SOURCE RECORDS:
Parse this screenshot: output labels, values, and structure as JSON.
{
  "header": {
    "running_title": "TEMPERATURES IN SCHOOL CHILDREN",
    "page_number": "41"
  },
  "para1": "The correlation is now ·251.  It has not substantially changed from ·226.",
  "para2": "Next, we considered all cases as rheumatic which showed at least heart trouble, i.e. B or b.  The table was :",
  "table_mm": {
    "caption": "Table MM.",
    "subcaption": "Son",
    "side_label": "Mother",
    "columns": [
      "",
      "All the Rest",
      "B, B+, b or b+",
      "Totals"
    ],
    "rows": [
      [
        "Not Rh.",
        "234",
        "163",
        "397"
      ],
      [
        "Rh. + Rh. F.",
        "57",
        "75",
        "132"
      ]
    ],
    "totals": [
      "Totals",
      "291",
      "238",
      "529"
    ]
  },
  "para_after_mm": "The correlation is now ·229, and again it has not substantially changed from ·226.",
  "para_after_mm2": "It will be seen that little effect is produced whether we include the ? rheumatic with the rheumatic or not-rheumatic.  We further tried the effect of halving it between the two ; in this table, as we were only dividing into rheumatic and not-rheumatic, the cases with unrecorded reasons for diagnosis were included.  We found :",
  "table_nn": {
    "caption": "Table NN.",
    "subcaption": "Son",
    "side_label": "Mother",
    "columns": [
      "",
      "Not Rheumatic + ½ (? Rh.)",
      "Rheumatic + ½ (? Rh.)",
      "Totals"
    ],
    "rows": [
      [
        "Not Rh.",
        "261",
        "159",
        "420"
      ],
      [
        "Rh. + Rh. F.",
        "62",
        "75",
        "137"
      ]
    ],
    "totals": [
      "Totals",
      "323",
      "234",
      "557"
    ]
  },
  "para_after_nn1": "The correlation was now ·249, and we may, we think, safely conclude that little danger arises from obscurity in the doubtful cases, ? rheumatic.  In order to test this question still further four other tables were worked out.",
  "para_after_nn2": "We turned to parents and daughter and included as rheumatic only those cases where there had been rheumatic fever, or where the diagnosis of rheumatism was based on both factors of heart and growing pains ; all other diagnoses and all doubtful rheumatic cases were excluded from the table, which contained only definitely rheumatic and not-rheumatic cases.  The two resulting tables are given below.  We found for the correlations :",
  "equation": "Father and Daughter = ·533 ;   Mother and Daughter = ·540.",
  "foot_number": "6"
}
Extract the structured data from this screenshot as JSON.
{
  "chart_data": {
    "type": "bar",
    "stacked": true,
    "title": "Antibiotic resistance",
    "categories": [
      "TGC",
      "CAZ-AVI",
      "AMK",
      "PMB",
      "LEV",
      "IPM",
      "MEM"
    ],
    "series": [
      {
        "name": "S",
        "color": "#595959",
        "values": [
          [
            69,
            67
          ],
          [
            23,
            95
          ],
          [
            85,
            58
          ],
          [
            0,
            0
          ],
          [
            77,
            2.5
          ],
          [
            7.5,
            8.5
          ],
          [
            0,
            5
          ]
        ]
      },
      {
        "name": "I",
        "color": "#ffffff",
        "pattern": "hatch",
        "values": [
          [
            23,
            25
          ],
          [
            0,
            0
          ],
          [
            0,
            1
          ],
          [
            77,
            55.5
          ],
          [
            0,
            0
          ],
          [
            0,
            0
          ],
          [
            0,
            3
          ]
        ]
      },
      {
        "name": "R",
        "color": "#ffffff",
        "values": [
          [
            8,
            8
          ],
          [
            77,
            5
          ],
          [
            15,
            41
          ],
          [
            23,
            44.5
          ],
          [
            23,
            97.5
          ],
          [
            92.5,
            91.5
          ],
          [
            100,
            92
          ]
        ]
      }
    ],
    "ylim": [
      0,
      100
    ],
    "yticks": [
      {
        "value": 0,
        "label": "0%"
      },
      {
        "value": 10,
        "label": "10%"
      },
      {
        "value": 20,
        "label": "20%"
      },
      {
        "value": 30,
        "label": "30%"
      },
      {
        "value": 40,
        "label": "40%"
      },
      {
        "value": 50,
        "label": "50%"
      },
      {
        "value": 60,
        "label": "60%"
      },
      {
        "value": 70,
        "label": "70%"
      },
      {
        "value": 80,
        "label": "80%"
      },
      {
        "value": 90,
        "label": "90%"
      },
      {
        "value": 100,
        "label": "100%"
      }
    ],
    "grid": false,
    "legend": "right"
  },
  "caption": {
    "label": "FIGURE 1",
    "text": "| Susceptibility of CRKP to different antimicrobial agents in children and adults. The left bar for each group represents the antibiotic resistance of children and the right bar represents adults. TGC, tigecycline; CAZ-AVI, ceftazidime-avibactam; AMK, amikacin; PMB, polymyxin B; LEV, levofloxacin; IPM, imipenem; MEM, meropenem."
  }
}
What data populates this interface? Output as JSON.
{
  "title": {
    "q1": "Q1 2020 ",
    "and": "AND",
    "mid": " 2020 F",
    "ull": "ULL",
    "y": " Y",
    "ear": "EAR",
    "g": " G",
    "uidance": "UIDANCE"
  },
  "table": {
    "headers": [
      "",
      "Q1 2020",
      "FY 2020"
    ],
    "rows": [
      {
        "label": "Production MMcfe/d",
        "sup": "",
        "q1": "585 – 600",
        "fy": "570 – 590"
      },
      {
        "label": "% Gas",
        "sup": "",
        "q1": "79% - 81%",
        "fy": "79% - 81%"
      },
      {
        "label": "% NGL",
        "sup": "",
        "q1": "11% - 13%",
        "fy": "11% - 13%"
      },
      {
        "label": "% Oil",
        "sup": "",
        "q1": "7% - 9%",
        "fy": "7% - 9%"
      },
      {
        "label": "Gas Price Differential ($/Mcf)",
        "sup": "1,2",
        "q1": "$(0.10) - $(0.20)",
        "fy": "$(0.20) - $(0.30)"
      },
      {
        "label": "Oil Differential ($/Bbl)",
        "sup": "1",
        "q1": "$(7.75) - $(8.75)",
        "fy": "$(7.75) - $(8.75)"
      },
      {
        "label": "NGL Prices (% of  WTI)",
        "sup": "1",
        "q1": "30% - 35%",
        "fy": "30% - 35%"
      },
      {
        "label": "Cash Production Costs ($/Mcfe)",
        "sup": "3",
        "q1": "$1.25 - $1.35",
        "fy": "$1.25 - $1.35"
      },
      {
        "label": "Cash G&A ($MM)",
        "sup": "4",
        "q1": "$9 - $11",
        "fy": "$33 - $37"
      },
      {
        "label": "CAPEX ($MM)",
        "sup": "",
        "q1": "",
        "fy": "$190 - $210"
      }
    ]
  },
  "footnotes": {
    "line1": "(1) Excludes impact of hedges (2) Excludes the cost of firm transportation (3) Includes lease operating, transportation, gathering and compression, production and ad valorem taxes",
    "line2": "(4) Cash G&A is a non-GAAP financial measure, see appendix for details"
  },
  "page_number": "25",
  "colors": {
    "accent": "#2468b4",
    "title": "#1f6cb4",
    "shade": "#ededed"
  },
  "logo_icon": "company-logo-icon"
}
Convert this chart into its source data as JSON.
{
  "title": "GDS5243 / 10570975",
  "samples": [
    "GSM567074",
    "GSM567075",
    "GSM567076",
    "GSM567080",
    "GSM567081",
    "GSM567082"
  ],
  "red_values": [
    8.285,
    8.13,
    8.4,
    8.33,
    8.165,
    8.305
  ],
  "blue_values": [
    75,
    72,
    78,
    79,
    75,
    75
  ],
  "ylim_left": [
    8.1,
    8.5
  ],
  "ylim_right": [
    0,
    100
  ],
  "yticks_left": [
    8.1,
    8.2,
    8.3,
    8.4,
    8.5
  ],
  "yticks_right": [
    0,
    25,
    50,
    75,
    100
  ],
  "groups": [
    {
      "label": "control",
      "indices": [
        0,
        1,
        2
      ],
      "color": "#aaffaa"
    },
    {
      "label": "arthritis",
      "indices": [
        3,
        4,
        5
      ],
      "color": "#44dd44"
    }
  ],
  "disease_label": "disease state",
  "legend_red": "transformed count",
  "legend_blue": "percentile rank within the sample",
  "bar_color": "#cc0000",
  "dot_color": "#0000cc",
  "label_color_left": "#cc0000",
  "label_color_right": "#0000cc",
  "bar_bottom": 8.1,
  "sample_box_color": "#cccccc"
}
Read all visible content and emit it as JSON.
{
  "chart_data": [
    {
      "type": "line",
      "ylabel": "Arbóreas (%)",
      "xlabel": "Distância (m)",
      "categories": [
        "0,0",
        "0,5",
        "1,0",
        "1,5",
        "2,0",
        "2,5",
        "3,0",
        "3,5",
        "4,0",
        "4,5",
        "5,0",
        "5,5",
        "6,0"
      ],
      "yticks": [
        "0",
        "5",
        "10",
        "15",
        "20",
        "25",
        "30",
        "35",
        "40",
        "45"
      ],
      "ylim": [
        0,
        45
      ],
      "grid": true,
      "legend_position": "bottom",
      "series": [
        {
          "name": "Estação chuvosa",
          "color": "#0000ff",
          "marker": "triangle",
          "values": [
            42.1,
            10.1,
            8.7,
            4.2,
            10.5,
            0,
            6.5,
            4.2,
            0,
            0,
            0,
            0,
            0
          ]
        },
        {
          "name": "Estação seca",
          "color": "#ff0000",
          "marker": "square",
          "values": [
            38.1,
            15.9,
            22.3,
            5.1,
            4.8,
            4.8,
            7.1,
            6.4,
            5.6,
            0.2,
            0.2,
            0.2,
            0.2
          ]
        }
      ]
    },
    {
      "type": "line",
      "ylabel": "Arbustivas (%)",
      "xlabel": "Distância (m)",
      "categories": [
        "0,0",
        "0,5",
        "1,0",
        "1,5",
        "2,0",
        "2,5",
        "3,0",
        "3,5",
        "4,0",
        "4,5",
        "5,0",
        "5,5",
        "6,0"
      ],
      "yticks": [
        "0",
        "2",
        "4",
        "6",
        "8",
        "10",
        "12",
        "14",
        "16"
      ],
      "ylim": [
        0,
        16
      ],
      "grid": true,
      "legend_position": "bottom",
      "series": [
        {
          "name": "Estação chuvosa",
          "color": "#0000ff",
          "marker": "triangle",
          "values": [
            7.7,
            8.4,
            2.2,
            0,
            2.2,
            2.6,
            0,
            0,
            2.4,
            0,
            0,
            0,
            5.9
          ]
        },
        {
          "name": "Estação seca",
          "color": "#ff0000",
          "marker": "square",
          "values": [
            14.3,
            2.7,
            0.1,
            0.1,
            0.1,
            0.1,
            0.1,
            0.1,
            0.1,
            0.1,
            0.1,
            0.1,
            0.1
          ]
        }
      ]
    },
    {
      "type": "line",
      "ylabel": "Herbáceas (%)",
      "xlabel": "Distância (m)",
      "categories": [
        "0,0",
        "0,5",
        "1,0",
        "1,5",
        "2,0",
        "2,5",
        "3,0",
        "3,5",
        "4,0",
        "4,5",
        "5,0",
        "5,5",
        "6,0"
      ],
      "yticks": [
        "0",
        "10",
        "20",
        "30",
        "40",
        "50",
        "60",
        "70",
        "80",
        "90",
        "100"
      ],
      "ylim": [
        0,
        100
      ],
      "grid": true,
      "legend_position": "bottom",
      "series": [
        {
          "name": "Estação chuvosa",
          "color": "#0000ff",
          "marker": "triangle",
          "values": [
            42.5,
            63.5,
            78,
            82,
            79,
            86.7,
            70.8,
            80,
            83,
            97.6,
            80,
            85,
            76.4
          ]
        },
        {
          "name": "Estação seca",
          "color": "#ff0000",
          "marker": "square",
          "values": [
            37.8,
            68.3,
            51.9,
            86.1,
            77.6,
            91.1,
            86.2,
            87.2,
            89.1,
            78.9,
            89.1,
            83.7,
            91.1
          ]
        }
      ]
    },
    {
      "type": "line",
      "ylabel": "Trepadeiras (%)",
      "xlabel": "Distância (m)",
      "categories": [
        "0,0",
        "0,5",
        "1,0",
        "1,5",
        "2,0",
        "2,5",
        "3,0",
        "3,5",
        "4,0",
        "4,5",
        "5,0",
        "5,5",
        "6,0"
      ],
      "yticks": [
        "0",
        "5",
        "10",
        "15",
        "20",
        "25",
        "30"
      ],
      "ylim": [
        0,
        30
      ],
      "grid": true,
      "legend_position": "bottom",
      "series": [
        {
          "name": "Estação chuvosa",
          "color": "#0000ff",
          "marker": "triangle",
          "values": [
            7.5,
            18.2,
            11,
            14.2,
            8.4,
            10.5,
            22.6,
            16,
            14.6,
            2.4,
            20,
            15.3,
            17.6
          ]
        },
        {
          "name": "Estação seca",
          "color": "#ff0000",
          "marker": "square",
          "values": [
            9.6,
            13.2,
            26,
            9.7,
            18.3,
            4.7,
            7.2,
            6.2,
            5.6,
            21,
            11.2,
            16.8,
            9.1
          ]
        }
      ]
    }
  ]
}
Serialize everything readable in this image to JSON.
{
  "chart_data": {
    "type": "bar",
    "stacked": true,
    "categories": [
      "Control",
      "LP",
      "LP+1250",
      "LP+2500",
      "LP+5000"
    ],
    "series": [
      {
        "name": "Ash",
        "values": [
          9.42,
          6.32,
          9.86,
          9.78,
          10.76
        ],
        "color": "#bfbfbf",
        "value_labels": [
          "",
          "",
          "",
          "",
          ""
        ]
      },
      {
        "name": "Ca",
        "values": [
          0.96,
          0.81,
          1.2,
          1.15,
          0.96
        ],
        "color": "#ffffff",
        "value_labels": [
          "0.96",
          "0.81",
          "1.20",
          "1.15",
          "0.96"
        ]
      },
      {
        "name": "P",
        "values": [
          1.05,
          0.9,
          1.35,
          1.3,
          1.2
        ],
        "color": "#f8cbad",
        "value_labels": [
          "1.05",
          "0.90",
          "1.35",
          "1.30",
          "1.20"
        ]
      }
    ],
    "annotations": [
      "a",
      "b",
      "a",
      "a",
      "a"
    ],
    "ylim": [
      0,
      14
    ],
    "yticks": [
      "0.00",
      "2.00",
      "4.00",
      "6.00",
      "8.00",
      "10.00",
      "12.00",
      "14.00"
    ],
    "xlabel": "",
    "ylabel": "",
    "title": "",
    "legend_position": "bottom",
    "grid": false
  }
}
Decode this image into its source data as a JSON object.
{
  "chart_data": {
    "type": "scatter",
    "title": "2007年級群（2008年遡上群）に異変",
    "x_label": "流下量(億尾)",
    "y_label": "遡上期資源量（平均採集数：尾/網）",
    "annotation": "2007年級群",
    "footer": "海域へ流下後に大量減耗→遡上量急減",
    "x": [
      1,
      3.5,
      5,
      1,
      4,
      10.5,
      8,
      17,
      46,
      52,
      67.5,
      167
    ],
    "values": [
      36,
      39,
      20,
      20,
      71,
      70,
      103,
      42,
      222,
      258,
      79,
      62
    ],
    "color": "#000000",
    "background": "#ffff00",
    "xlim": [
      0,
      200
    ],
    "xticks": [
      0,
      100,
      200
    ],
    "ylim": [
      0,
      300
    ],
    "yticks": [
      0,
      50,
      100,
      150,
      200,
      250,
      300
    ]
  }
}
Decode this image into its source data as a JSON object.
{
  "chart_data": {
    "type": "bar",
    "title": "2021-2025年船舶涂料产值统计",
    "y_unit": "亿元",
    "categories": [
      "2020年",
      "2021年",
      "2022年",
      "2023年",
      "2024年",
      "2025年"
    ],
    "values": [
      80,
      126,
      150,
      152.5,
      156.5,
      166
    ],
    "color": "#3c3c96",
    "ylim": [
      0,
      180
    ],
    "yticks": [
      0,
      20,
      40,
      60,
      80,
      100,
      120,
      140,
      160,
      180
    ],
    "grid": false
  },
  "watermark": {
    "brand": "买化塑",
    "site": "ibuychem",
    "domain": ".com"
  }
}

EXERCISE INSTRUCTIONS: Go through the entries above and copy every line containing "little".

ANSWER TO THIS PROBLEM:
  "para_after_mm2": "It will be seen that little effect is produced whether we include the ? rheumatic with the rheumatic or not-rheumatic.  We further tried the effect of halving it between the two ; in this table, as we were only dividing into rheumatic and not-rheumatic, the cases with unrecorded reasons for diagnosis were included.  We found :",
  "para_after_nn1": "The correlation was now ·249, and we may, we think, safely conclude that little danger arises from obscurity in the doubtful cases, ? rheumatic.  In order to test this question still further four other tables were worked out.",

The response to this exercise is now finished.